* GOAL
Write every line out verbatim and omit the pictures.
┌─ RECORD SET
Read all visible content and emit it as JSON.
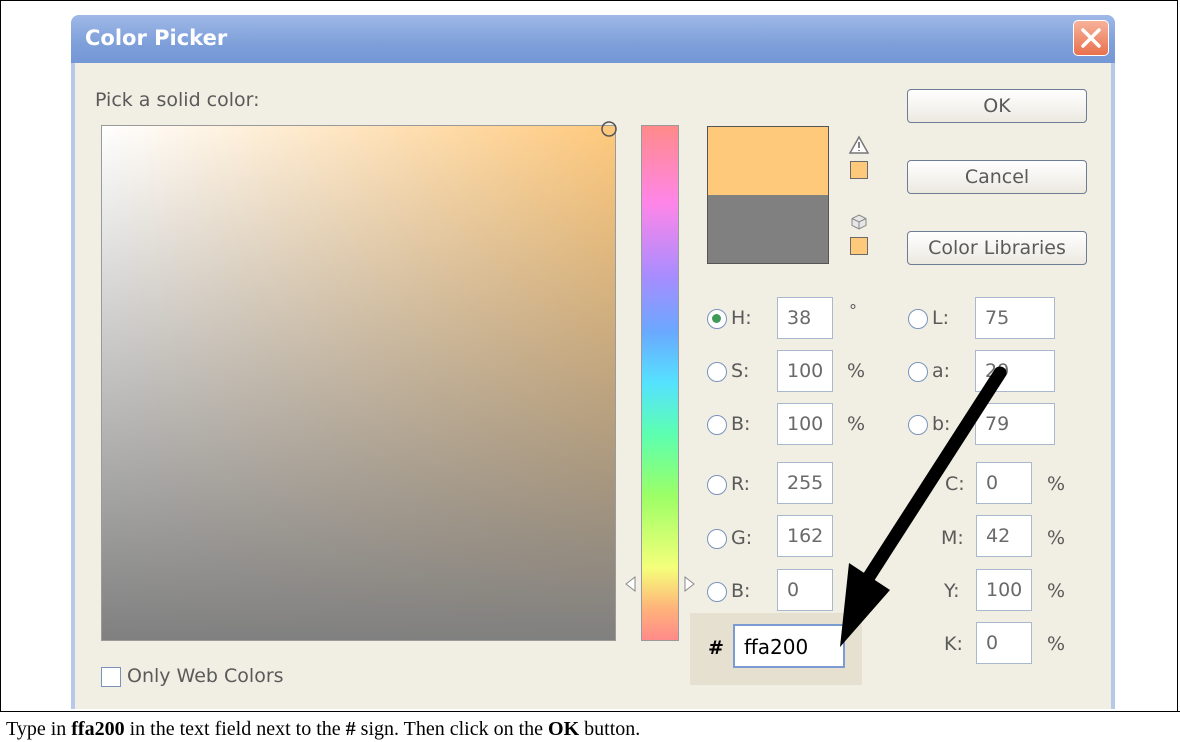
{
  "dialog": {
    "title": "Color Picker",
    "pick_label": "Pick a solid color:",
    "ok_label": "OK",
    "cancel_label": "Cancel",
    "libraries_label": "Color Libraries",
    "only_web_label": "Only Web Colors",
    "hex_label": "#",
    "hex_value": "ffa200",
    "fields": {
      "h": {
        "label": "H:",
        "value": "38",
        "unit": "°"
      },
      "s": {
        "label": "S:",
        "value": "100",
        "unit": "%"
      },
      "b": {
        "label": "B:",
        "value": "100",
        "unit": "%"
      },
      "r": {
        "label": "R:",
        "value": "255"
      },
      "g": {
        "label": "G:",
        "value": "162"
      },
      "b2": {
        "label": "B:",
        "value": "0"
      },
      "l": {
        "label": "L:",
        "value": "75"
      },
      "a": {
        "label": "a:",
        "value": "29"
      },
      "lab_b": {
        "label": "b:",
        "value": "79"
      },
      "c": {
        "label": "C:",
        "value": "0",
        "unit": "%"
      },
      "m": {
        "label": "M:",
        "value": "42",
        "unit": "%"
      },
      "y": {
        "label": "Y:",
        "value": "100",
        "unit": "%"
      },
      "k": {
        "label": "K:",
        "value": "0",
        "unit": "%"
      }
    },
    "selected_mode": "H",
    "colors": {
      "new_color": "#ffc97c",
      "current_color": "#808080",
      "field_hue": "#ffc97c"
    },
    "icons": {
      "warning": "warning-icon",
      "web_safe": "cube-icon",
      "close": "close-icon"
    }
  },
  "caption": {
    "before": "Type in ",
    "value_bold": "ffa200",
    "middle": " in the text field next to the ",
    "sign_bold": "#",
    "after_sign": " sign. Then click on the ",
    "button_bold": "OK",
    "end": " button."
  }
}
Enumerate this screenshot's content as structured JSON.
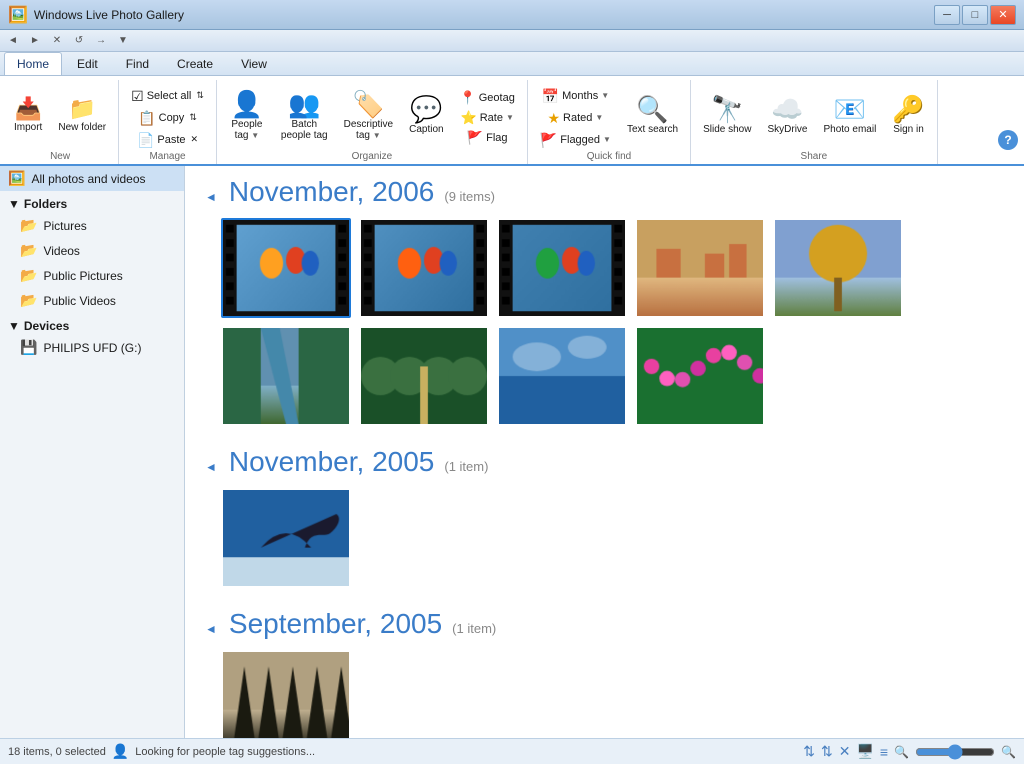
{
  "app": {
    "title": "Windows Live Photo Gallery",
    "help_btn": "?",
    "window_controls": {
      "minimize": "─",
      "maximize": "□",
      "close": "✕"
    }
  },
  "quick_bar": {
    "buttons": [
      "◄",
      "►",
      "✕",
      "↺",
      "→",
      "▼"
    ]
  },
  "ribbon": {
    "tabs": [
      "Home",
      "Edit",
      "Find",
      "Create",
      "View"
    ],
    "active_tab": "Home",
    "groups": {
      "new": {
        "label": "New",
        "import_label": "Import",
        "new_folder_label": "New folder"
      },
      "manage": {
        "label": "Manage",
        "select_all": "Select all",
        "copy": "Copy",
        "paste": "Paste"
      },
      "organize": {
        "label": "Organize",
        "people_tag": "People tag",
        "batch_people_tag": "Batch people tag",
        "descriptive_tag": "Descriptive tag",
        "caption": "Caption",
        "geotag": "Geotag",
        "rate": "Rate",
        "flag": "Flag"
      },
      "quick_find": {
        "label": "Quick find",
        "months": "Months",
        "rated": "Rated",
        "flagged": "Flagged",
        "text_search": "Text search"
      },
      "share": {
        "label": "Share",
        "slide_show": "Slide show",
        "skydrive": "SkyDrive",
        "photo_email": "Photo email",
        "sign_in": "Sign in"
      }
    }
  },
  "sidebar": {
    "all_label": "All photos and videos",
    "folders": {
      "header": "Folders",
      "items": [
        "Pictures",
        "Videos",
        "Public Pictures",
        "Public Videos"
      ]
    },
    "devices": {
      "header": "Devices",
      "items": [
        "PHILIPS UFD (G:)"
      ]
    }
  },
  "content": {
    "groups": [
      {
        "title": "November, 2006",
        "count": "(9 items)",
        "photo_count": 9
      },
      {
        "title": "November, 2005",
        "count": "(1 item)",
        "photo_count": 1
      },
      {
        "title": "September, 2005",
        "count": "(1 item)",
        "photo_count": 1
      }
    ]
  },
  "status_bar": {
    "items_count": "18 items, 0 selected",
    "people_tag_status": "Looking for people tag suggestions...",
    "zoom_level": 50
  }
}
└─
* SOLUTION
Read all visible content and emit it as JSON.
{
  "dialog": {
    "title": "Color Picker",
    "pick_label": "Pick a solid color:",
    "ok_label": "OK",
    "cancel_label": "Cancel",
    "libraries_label": "Color Libraries",
    "only_web_label": "Only Web Colors",
    "hex_label": "#",
    "hex_value": "ffa200",
    "fields": {
      "h": {
        "label": "H:",
        "value": "38",
        "unit": "°"
      },
      "s": {
        "label": "S:",
        "value": "100",
        "unit": "%"
      },
      "b": {
        "label": "B:",
        "value": "100",
        "unit": "%"
      },
      "r": {
        "label": "R:",
        "value": "255"
      },
      "g": {
        "label": "G:",
        "value": "162"
      },
      "b2": {
        "label": "B:",
        "value": "0"
      },
      "l": {
        "label": "L:",
        "value": "75"
      },
      "a": {
        "label": "a:",
        "value": "29"
      },
      "lab_b": {
        "label": "b:",
        "value": "79"
      },
      "c": {
        "label": "C:",
        "value": "0",
        "unit": "%"
      },
      "m": {
        "label": "M:",
        "value": "42",
        "unit": "%"
      },
      "y": {
        "label": "Y:",
        "value": "100",
        "unit": "%"
      },
      "k": {
        "label": "K:",
        "value": "0",
        "unit": "%"
      }
    },
    "selected_mode": "H",
    "colors": {
      "new_color": "#ffc97c",
      "current_color": "#808080",
      "field_hue": "#ffc97c"
    },
    "icons": {
      "warning": "warning-icon",
      "web_safe": "cube-icon",
      "close": "close-icon"
    }
  },
  "caption": {
    "before": "Type in ",
    "value_bold": "ffa200",
    "middle": " in the text field next to the ",
    "sign_bold": "#",
    "after_sign": " sign. Then click on the ",
    "button_bold": "OK",
    "end": " button."
  }
}
Enumerate this screenshot's content as structured JSON.
{
  "app": {
    "title": "Windows Live Photo Gallery",
    "help_btn": "?",
    "window_controls": {
      "minimize": "─",
      "maximize": "□",
      "close": "✕"
    }
  },
  "quick_bar": {
    "buttons": [
      "◄",
      "►",
      "✕",
      "↺",
      "→",
      "▼"
    ]
  },
  "ribbon": {
    "tabs": [
      "Home",
      "Edit",
      "Find",
      "Create",
      "View"
    ],
    "active_tab": "Home",
    "groups": {
      "new": {
        "label": "New",
        "import_label": "Import",
        "new_folder_label": "New folder"
      },
      "manage": {
        "label": "Manage",
        "select_all": "Select all",
        "copy": "Copy",
        "paste": "Paste"
      },
      "organize": {
        "label": "Organize",
        "people_tag": "People tag",
        "batch_people_tag": "Batch people tag",
        "descriptive_tag": "Descriptive tag",
        "caption": "Caption",
        "geotag": "Geotag",
        "rate": "Rate",
        "flag": "Flag"
      },
      "quick_find": {
        "label": "Quick find",
        "months": "Months",
        "rated": "Rated",
        "flagged": "Flagged",
        "text_search": "Text search"
      },
      "share": {
        "label": "Share",
        "slide_show": "Slide show",
        "skydrive": "SkyDrive",
        "photo_email": "Photo email",
        "sign_in": "Sign in"
      }
    }
  },
  "sidebar": {
    "all_label": "All photos and videos",
    "folders": {
      "header": "Folders",
      "items": [
        "Pictures",
        "Videos",
        "Public Pictures",
        "Public Videos"
      ]
    },
    "devices": {
      "header": "Devices",
      "items": [
        "PHILIPS UFD (G:)"
      ]
    }
  },
  "content": {
    "groups": [
      {
        "title": "November, 2006",
        "count": "(9 items)",
        "photo_count": 9
      },
      {
        "title": "November, 2005",
        "count": "(1 item)",
        "photo_count": 1
      },
      {
        "title": "September, 2005",
        "count": "(1 item)",
        "photo_count": 1
      }
    ]
  },
  "status_bar": {
    "items_count": "18 items, 0 selected",
    "people_tag_status": "Looking for people tag suggestions...",
    "zoom_level": 50
  }
}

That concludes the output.